## Written instruction
In the material below, find every line with "故A正确" and pull it out.

—————

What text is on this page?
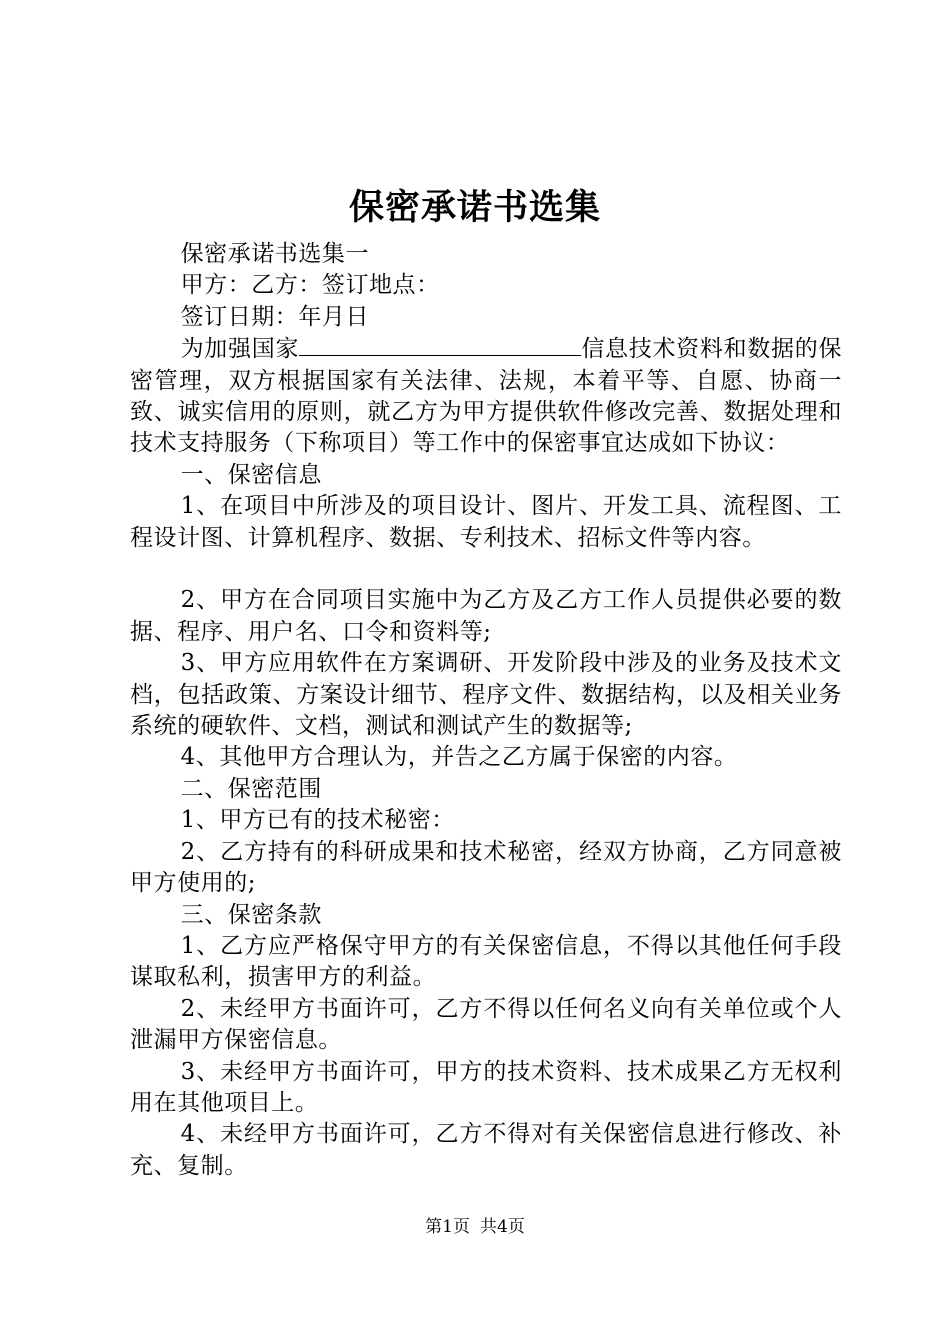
保密承诺书选集

保密承诺书选集一

甲方：乙方：签订地点：

签订日期：年月日

为加强国家	信息技术资料和数据的保密管理，双方根据国家有关法律、法规，本着平等、自愿、协商一致、诚实信用的原则，就乙方为甲方提供软件修改完善、数据处理和技术支持服务（下称项目）等工作中的保密事宜达成如下协议：

一、保密信息

1、在项目中所涉及的项目设计、图片、开发工具、流程图、工程设计图、计算机程序、数据、专利技术、招标文件等内容。

2、甲方在合同项目实施中为乙方及乙方工作人员提供必要的数据、程序、用户名、口令和资料等;

3、甲方应用软件在方案调研、开发阶段中涉及的业务及技术文档，包括政策、方案设计细节、程序文件、数据结构，以及相关业务系统的硬软件、文档，测试和测试产生的数据等;

4、其他甲方合理认为，并告之乙方属于保密的内容。

二、保密范围

1、甲方已有的技术秘密：

2、乙方持有的科研成果和技术秘密，经双方协商，乙方同意被甲方使用的;

三、保密条款

1、乙方应严格保守甲方的有关保密信息，不得以其他任何手段谋取私利，损害甲方的利益。

2、未经甲方书面许可，乙方不得以任何名义向有关单位或个人泄漏甲方保密信息。

3、未经甲方书面许可，甲方的技术资料、技术成果乙方无权利用在其他项目上。

4、未经甲方书面许可，乙方不得对有关保密信息进行修改、补充、复制。

第1页 共4页
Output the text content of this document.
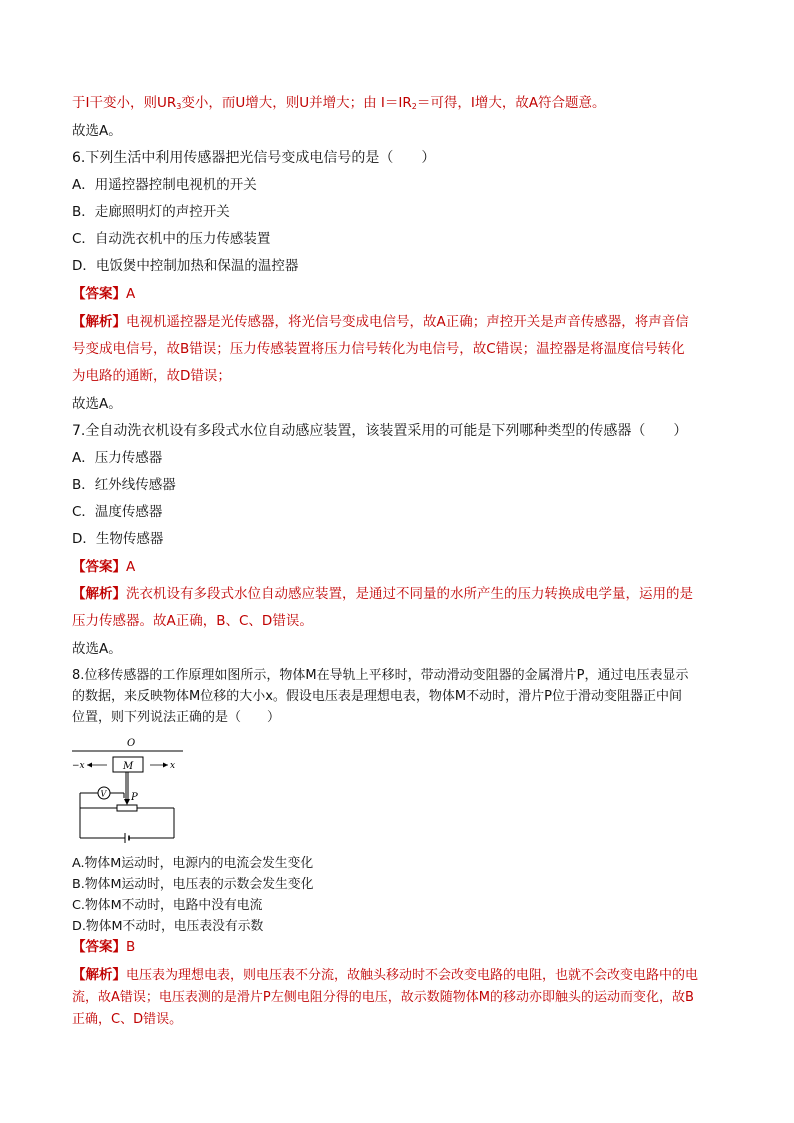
于I干变小，则$UR_3$变小，而U增大，则U并增大；由 $I=IR_2=$可得，I增大，故A符合题意。
故选A。
6.下列生活中利用传感器把光信号变成电信号的是（　　）
A．用遥控器控制电视机的开关
B．走廊照明灯的声控开关
C．自动洗衣机中的压力传感装置
D．电饭煲中控制加热和保温的温控器
【答案】A
【解析】电视机遥控器是光传感器，将光信号变成电信号，故A正确；声控开关是声音传感器，将声音信
号变成电信号，故B错误；压力传感装置将压力信号转化为电信号，故C错误；温控器是将温度信号转化
为电路的通断，故D错误；
故选A。
7.全自动洗衣机设有多段式水位自动感应装置，该装置采用的可能是下列哪种类型的传感器（　　）
A．压力传感器
B．红外线传感器
C．温度传感器
D．生物传感器
【答案】A
【解析】洗衣机设有多段式水位自动感应装置，是通过不同量的水所产生的压力转换成电学量，运用的是
压力传感器。故A正确，B、C、D错误。
故选A。
8.位移传感器的工作原理如图所示，物体M在导轨上平移时，带动滑动变阻器的金属滑片P，通过电压表显示
的数据，来反映物体M位移的大小x。假设电压表是理想电表，物体M不动时，滑片P位于滑动变阻器正中间
位置，则下列说法正确的是（　　）
O
M
−x	x
P
V
A.物体M运动时，电源内的电流会发生变化
B.物体M运动时，电压表的示数会发生变化
C.物体M不动时，电路中没有电流
D.物体M不动时，电压表没有示数
【答案】B
【解析】电压表为理想电表，则电压表不分流，故触头移动时不会改变电路的电阻，也就不会改变电路中的电
流，故A错误；电压表测的是滑片P左侧电阻分得的电压，故示数随物体M的移动亦即触头的运动而变化，故B
正确，C、D错误。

—————

## Solution for this problem
【解析】电视机遥控器是光传感器，将光信号变成电信号，故A正确；声控开关是声音传感器，将声音信
压力传感器。故A正确，B、C、D错误。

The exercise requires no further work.